Some records:
## Start

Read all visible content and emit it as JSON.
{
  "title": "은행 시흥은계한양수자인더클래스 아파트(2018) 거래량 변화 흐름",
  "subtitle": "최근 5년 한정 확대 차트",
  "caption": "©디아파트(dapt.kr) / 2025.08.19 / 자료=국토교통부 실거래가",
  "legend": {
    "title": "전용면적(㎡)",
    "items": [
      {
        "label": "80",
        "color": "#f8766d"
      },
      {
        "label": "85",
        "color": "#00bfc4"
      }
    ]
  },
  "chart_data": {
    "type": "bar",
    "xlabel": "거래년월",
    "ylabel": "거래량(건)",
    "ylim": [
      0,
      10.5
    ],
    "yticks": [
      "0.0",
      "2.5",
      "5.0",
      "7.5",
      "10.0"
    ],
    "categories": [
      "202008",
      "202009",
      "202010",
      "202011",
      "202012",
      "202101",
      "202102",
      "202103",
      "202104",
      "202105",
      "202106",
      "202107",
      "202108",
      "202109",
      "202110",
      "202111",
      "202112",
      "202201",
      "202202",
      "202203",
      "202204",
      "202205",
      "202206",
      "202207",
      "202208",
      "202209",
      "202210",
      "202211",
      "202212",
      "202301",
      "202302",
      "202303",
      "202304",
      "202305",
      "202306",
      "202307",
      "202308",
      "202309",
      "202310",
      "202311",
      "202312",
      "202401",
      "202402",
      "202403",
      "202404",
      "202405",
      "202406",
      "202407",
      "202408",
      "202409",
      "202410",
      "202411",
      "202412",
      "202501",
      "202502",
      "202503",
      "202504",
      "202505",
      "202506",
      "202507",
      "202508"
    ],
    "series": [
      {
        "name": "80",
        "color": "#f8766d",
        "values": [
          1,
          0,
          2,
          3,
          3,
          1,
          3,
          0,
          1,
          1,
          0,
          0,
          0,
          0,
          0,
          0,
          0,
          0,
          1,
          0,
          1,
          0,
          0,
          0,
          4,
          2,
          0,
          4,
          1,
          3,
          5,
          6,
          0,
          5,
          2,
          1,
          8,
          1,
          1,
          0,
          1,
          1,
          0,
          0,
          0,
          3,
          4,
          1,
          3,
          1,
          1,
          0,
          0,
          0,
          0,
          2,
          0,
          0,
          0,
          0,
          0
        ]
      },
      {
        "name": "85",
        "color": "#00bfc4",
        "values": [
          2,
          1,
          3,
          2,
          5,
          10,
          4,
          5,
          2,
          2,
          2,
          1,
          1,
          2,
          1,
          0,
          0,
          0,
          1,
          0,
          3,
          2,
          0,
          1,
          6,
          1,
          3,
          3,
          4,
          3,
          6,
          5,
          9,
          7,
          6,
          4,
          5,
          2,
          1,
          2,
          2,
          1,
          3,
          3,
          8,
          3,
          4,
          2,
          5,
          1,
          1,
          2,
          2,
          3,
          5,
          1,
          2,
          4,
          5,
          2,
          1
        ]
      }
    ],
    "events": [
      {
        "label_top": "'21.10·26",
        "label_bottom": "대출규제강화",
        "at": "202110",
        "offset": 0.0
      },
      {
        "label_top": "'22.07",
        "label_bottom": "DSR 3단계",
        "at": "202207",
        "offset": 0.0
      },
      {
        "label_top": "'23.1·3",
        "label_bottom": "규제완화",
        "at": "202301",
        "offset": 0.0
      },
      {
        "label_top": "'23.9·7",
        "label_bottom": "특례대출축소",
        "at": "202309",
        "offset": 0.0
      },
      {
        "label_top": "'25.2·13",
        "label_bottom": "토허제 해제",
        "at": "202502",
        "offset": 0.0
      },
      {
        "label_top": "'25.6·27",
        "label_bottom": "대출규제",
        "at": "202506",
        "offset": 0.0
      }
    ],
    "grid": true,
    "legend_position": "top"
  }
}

## End

**Work instructions:** Exact copies of all the records are required.

**Worked solution:**
Read all visible content and emit it as JSON.
{
  "title": "은행 시흥은계한양수자인더클래스 아파트(2018) 거래량 변화 흐름",
  "subtitle": "최근 5년 한정 확대 차트",
  "caption": "©디아파트(dapt.kr) / 2025.08.19 / 자료=국토교통부 실거래가",
  "legend": {
    "title": "전용면적(㎡)",
    "items": [
      {
        "label": "80",
        "color": "#f8766d"
      },
      {
        "label": "85",
        "color": "#00bfc4"
      }
    ]
  },
  "chart_data": {
    "type": "bar",
    "xlabel": "거래년월",
    "ylabel": "거래량(건)",
    "ylim": [
      0,
      10.5
    ],
    "yticks": [
      "0.0",
      "2.5",
      "5.0",
      "7.5",
      "10.0"
    ],
    "categories": [
      "202008",
      "202009",
      "202010",
      "202011",
      "202012",
      "202101",
      "202102",
      "202103",
      "202104",
      "202105",
      "202106",
      "202107",
      "202108",
      "202109",
      "202110",
      "202111",
      "202112",
      "202201",
      "202202",
      "202203",
      "202204",
      "202205",
      "202206",
      "202207",
      "202208",
      "202209",
      "202210",
      "202211",
      "202212",
      "202301",
      "202302",
      "202303",
      "202304",
      "202305",
      "202306",
      "202307",
      "202308",
      "202309",
      "202310",
      "202311",
      "202312",
      "202401",
      "202402",
      "202403",
      "202404",
      "202405",
      "202406",
      "202407",
      "202408",
      "202409",
      "202410",
      "202411",
      "202412",
      "202501",
      "202502",
      "202503",
      "202504",
      "202505",
      "202506",
      "202507",
      "202508"
    ],
    "series": [
      {
        "name": "80",
        "color": "#f8766d",
        "values": [
          1,
          0,
          2,
          3,
          3,
          1,
          3,
          0,
          1,
          1,
          0,
          0,
          0,
          0,
          0,
          0,
          0,
          0,
          1,
          0,
          1,
          0,
          0,
          0,
          4,
          2,
          0,
          4,
          1,
          3,
          5,
          6,
          0,
          5,
          2,
          1,
          8,
          1,
          1,
          0,
          1,
          1,
          0,
          0,
          0,
          3,
          4,
          1,
          3,
          1,
          1,
          0,
          0,
          0,
          0,
          2,
          0,
          0,
          0,
          0,
          0
        ]
      },
      {
        "name": "85",
        "color": "#00bfc4",
        "values": [
          2,
          1,
          3,
          2,
          5,
          10,
          4,
          5,
          2,
          2,
          2,
          1,
          1,
          2,
          1,
          0,
          0,
          0,
          1,
          0,
          3,
          2,
          0,
          1,
          6,
          1,
          3,
          3,
          4,
          3,
          6,
          5,
          9,
          7,
          6,
          4,
          5,
          2,
          1,
          2,
          2,
          1,
          3,
          3,
          8,
          3,
          4,
          2,
          5,
          1,
          1,
          2,
          2,
          3,
          5,
          1,
          2,
          4,
          5,
          2,
          1
        ]
      }
    ],
    "events": [
      {
        "label_top": "'21.10·26",
        "label_bottom": "대출규제강화",
        "at": "202110",
        "offset": 0.0
      },
      {
        "label_top": "'22.07",
        "label_bottom": "DSR 3단계",
        "at": "202207",
        "offset": 0.0
      },
      {
        "label_top": "'23.1·3",
        "label_bottom": "규제완화",
        "at": "202301",
        "offset": 0.0
      },
      {
        "label_top": "'23.9·7",
        "label_bottom": "특례대출축소",
        "at": "202309",
        "offset": 0.0
      },
      {
        "label_top": "'25.2·13",
        "label_bottom": "토허제 해제",
        "at": "202502",
        "offset": 0.0
      },
      {
        "label_top": "'25.6·27",
        "label_bottom": "대출규제",
        "at": "202506",
        "offset": 0.0
      }
    ],
    "grid": true,
    "legend_position": "top"
  }
}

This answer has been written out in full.